— Records provided —
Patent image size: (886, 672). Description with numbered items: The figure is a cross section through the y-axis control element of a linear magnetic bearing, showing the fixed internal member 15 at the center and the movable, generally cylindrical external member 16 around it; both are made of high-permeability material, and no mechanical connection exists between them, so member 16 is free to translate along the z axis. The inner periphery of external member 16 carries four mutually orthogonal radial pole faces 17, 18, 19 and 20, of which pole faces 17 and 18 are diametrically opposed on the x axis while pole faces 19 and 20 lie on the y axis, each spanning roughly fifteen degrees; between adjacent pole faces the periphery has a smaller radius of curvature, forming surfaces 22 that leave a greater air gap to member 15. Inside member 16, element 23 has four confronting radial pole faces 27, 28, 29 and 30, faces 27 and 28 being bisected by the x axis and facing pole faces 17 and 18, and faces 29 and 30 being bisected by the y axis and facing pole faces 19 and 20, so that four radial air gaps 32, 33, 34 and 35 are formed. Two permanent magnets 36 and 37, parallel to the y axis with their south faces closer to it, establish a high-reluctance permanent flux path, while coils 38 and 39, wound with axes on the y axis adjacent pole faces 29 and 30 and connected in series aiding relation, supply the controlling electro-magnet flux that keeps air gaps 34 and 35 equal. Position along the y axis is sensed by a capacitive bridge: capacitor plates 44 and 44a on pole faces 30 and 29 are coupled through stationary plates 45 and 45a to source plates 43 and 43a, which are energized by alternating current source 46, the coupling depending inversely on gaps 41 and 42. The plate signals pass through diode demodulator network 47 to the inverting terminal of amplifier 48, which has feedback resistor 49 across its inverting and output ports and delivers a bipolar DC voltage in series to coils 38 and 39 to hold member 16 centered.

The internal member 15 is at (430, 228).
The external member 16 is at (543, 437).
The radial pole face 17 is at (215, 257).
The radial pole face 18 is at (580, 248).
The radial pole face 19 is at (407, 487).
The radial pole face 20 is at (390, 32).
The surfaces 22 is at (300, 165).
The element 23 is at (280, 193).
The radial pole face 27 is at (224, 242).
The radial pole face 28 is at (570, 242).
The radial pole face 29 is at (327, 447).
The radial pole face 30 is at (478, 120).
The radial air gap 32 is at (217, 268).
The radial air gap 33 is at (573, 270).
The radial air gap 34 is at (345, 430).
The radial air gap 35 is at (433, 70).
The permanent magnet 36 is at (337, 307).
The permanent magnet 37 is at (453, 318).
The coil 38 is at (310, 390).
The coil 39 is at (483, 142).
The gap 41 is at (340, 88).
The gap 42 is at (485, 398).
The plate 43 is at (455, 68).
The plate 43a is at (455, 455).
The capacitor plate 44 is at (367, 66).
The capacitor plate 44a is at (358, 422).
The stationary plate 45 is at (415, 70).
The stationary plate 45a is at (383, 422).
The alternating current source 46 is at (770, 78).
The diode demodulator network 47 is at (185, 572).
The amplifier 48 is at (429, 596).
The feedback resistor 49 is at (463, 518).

— Task requirements —
Identify each line in the data above that contains the word "member", and copy those lines in full.

— Solved exercise —
Patent image size: (886, 672). Description with numbered items: The figure is a cross section through the y-axis control element of a linear magnetic bearing, showing the fixed internal member 15 at the center and the movable, generally cylindrical external member 16 around it; both are made of high-permeability material, and no mechanical connection exists between them, so member 16 is free to translate along the z axis. The inner periphery of external member 16 carries four mutually orthogonal radial pole faces 17, 18, 19 and 20, of which pole faces 17 and 18 are diametrically opposed on the x axis while pole faces 19 and 20 lie on the y axis, each spanning roughly fifteen degrees; between adjacent pole faces the periphery has a smaller radius of curvature, forming surfaces 22 that leave a greater air gap to member 15. Inside member 16, element 23 has four confronting radial pole faces 27, 28, 29 and 30, faces 27 and 28 being bisected by the x axis and facing pole faces 17 and 18, and faces 29 and 30 being bisected by the y axis and facing pole faces 19 and 20, so that four radial air gaps 32, 33, 34 and 35 are formed. Two permanent magnets 36 and 37, parallel to the y axis with their south faces closer to it, establish a high-reluctance permanent flux path, while coils 38 and 39, wound with axes on the y axis adjacent pole faces 29 and 30 and connected in series aiding relation, supply the controlling electro-magnet flux that keeps air gaps 34 and 35 equal. Position along the y axis is sensed by a capacitive bridge: capacitor plates 44 and 44a on pole faces 30 and 29 are coupled through stationary plates 45 and 45a to source plates 43 and 43a, which are energized by alternating current source 46, the coupling depending inversely on gaps 41 and 42. The plate signals pass through diode demodulator network 47 to the inverting terminal of amplifier 48, which has feedback resistor 49 across its inverting and output ports and delivers a bipolar DC voltage in series to coils 38 and 39 to hold member 16 centered.
The internal member 15 is at (430, 228).
The external member 16 is at (543, 437).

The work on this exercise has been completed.